• [Stated task] Note how many lines in the entries contain the string "couldn", then give that number and nothing else.

***

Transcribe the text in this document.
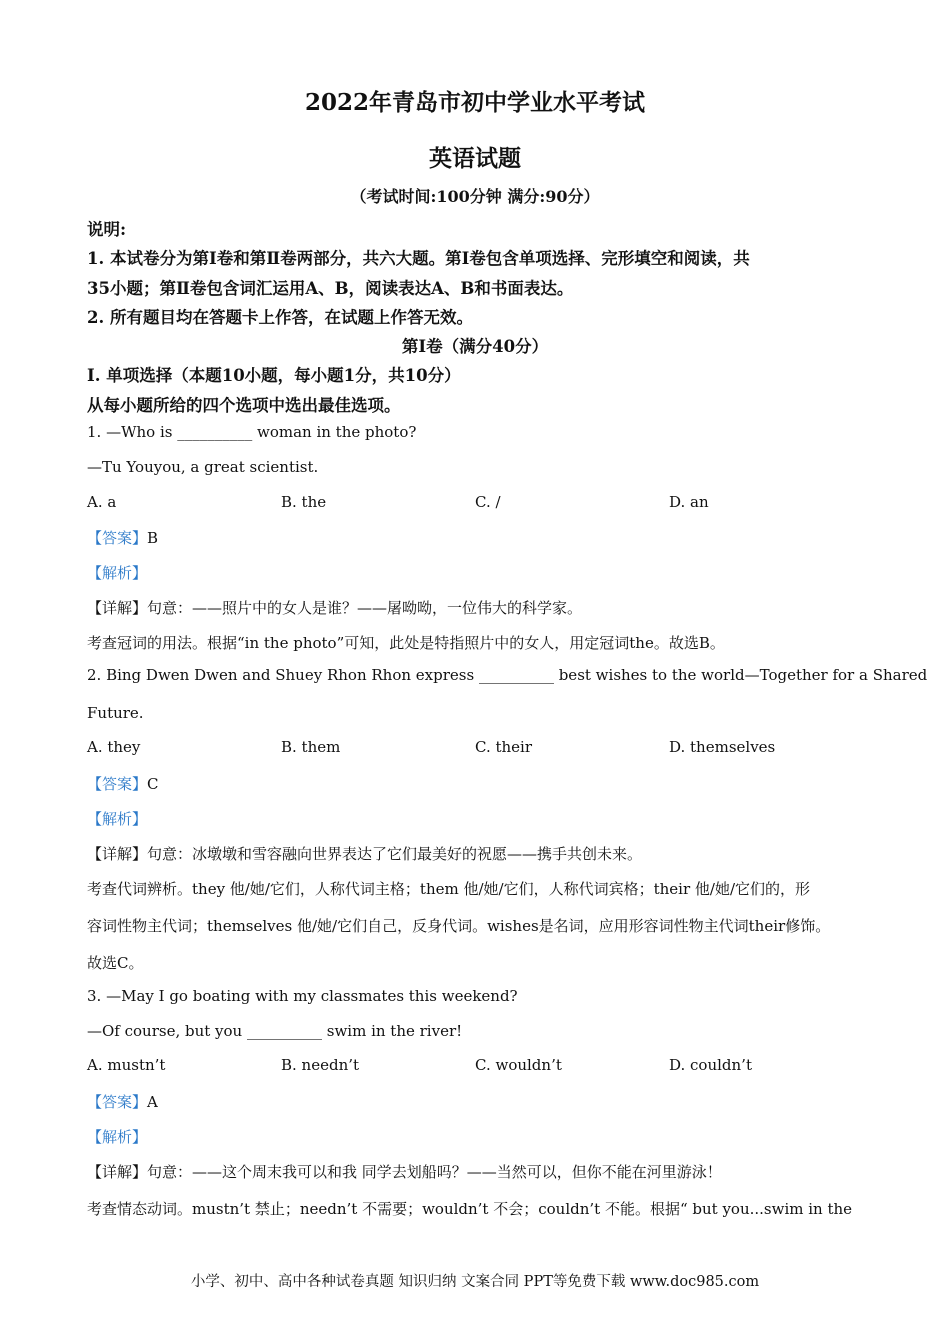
2022年青岛市初中学业水平考试
英语试题
（考试时间:100分钟 满分:90分）
说明:
1. 本试卷分为第Ⅰ卷和第Ⅱ卷两部分，共六大题。第Ⅰ卷包含单项选择、完形填空和阅读，共
35小题；第Ⅱ卷包含词汇运用A、B，阅读表达A、B和书面表达。
2. 所有题目均在答题卡上作答，在试题上作答无效。
第Ⅰ卷（满分40分）
I. 单项选择（本题10小题，每小题1分，共10分）
从每小题所给的四个选项中选出最佳选项。
1. —Who is __________ woman in the photo?
—Tu Youyou, a great scientist.
A. a	B. the	C. /	D. an
【答案】B
【解析】
【详解】句意：——照片中的女人是谁？——屠呦呦，一位伟大的科学家。
考查冠词的用法。根据“in the photo”可知，此处是特指照片中的女人，用定冠词the。故选B。
2. Bing Dwen Dwen and Shuey Rhon Rhon express __________ best wishes to the world—Together for a Shared
Future.
A. they	B. them	C. their	D. themselves
【答案】C
【解析】
【详解】句意：冰墩墩和雪容融向世界表达了它们最美好的祝愿——携手共创未来。
考查代词辨析。they 他/她/它们，人称代词主格；them 他/她/它们，人称代词宾格；their 他/她/它们的，形
容词性物主代词；themselves 他/她/它们自己，反身代词。wishes是名词，应用形容词性物主代词their修饰。
故选C。
3. —May I go boating with my classmates this weekend?
—Of course, but you __________ swim in the river!
A. mustn’t	B. needn’t	C. wouldn’t	D. couldn’t
【答案】A
【解析】
【详解】句意：——这个周末我可以和我 同学去划船吗？——当然可以，但你不能在河里游泳！
考查情态动词。mustn’t 禁止；needn’t 不需要；wouldn’t 不会；couldn’t 不能。根据“ but you...swim in the
小学、初中、高中各种试卷真题 知识归纳 文案合同 PPT等免费下载 www.doc985.com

***

• [Written answer] 2